** Start of DATASET EXTRACT **
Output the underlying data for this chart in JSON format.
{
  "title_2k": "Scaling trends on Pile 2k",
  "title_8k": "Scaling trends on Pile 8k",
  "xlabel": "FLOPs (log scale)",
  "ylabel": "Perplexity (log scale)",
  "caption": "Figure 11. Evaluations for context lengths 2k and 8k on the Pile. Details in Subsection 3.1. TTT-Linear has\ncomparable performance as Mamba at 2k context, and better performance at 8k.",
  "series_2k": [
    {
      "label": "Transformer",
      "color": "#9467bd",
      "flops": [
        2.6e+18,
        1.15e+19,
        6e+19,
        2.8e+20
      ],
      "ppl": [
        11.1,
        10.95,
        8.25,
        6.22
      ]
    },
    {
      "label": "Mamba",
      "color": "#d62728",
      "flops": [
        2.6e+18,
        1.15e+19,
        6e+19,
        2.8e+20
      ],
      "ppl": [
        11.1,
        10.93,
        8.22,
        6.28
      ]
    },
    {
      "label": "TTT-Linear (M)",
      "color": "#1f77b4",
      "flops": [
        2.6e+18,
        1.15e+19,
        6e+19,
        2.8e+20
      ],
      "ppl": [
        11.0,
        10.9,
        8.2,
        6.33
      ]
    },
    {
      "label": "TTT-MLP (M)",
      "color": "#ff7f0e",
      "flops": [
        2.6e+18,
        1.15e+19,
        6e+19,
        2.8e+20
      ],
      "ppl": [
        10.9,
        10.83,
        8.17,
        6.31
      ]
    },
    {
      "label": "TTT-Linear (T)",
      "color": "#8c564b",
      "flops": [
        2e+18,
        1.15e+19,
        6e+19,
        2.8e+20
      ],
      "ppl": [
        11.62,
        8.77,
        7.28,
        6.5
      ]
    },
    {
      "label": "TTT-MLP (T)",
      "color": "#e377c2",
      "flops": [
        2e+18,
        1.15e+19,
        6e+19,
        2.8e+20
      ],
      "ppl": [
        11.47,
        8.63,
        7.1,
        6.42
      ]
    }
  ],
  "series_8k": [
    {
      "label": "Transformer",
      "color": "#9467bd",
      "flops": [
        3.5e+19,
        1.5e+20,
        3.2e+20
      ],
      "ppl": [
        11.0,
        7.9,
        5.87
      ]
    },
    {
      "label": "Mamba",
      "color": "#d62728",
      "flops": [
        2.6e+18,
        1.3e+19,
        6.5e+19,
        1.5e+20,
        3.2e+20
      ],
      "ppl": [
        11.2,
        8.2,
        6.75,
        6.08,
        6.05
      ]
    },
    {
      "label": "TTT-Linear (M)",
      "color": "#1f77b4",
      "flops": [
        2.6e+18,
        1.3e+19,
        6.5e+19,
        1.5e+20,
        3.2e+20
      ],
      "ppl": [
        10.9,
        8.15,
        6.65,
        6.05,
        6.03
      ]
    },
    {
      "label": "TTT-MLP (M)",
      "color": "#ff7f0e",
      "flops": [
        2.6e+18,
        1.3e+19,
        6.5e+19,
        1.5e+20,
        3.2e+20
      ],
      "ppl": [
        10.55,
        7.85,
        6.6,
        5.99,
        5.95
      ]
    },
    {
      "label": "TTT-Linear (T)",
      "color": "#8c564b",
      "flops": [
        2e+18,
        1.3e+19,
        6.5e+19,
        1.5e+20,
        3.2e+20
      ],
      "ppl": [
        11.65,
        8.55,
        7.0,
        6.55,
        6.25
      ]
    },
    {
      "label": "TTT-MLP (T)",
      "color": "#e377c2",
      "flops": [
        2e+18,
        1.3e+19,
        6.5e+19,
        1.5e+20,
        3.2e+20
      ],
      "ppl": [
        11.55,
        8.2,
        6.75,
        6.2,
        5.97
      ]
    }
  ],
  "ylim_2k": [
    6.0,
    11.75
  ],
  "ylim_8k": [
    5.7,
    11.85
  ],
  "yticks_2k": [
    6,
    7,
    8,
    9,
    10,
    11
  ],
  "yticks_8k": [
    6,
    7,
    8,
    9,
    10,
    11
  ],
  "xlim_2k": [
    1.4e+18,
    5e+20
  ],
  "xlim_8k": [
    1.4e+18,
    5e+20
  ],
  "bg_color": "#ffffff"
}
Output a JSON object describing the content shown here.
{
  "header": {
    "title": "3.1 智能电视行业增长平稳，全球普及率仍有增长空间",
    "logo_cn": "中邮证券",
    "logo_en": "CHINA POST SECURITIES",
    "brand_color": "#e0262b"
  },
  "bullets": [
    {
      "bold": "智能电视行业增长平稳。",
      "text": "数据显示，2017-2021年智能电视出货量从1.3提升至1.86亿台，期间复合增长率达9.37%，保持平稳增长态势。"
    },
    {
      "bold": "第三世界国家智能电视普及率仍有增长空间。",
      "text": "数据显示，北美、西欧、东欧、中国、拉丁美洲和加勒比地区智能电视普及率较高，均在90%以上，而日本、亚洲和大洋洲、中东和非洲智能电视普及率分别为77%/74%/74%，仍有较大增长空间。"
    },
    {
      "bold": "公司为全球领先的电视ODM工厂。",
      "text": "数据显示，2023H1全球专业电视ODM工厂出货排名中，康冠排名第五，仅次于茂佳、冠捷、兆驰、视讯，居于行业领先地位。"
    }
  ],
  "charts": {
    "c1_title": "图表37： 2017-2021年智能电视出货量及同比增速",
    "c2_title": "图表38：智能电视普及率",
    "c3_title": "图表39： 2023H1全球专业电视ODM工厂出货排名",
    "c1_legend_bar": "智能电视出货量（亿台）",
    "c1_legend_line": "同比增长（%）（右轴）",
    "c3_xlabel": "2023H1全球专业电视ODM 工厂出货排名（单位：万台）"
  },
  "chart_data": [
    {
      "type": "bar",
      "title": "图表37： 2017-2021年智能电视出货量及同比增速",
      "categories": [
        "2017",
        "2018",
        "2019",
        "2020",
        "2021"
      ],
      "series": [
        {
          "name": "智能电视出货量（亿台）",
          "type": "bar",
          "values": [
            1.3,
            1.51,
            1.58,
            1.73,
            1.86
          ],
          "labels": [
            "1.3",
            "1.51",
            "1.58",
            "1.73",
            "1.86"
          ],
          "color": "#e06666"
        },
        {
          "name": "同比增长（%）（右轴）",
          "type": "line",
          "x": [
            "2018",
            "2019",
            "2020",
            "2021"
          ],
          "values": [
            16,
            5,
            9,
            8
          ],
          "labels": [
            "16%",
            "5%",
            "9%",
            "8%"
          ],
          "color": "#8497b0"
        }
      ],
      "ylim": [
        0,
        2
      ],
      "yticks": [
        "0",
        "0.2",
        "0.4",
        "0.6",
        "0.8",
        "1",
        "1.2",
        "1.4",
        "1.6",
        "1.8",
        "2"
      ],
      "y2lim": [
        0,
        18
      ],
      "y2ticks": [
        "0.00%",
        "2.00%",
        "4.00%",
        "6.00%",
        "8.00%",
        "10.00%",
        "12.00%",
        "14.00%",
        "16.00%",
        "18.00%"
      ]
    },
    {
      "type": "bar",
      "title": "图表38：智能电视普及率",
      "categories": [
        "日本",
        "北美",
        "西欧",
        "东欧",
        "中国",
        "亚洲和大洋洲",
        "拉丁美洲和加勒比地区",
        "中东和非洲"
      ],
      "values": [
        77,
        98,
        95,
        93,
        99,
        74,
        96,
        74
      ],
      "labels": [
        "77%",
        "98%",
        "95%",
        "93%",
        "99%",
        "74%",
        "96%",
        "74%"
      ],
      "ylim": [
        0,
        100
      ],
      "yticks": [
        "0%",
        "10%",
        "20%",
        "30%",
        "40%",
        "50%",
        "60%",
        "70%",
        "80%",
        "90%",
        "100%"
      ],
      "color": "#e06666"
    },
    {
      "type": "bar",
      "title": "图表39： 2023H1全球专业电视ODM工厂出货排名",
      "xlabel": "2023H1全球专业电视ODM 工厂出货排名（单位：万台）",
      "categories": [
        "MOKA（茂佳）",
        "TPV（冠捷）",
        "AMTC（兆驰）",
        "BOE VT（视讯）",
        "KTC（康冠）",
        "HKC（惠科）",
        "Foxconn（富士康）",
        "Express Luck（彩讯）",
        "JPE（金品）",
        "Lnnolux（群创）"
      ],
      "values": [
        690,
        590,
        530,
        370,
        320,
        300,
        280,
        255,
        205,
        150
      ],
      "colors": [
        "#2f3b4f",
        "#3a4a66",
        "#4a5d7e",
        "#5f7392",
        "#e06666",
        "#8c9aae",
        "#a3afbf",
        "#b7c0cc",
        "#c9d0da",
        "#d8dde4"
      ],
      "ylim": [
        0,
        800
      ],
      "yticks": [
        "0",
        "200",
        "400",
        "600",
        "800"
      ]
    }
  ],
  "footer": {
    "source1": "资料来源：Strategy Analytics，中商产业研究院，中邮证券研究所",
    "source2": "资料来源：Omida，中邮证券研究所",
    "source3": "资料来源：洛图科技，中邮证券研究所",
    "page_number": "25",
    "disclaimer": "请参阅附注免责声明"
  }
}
** End of DATASET EXTRACT **
PROBLEM STATEMENT — Find the number of lines in which the word "亚洲和大洋洲" occurs, and write nothing but that number.

SOLUTION FOR THIS PROBLEM — 2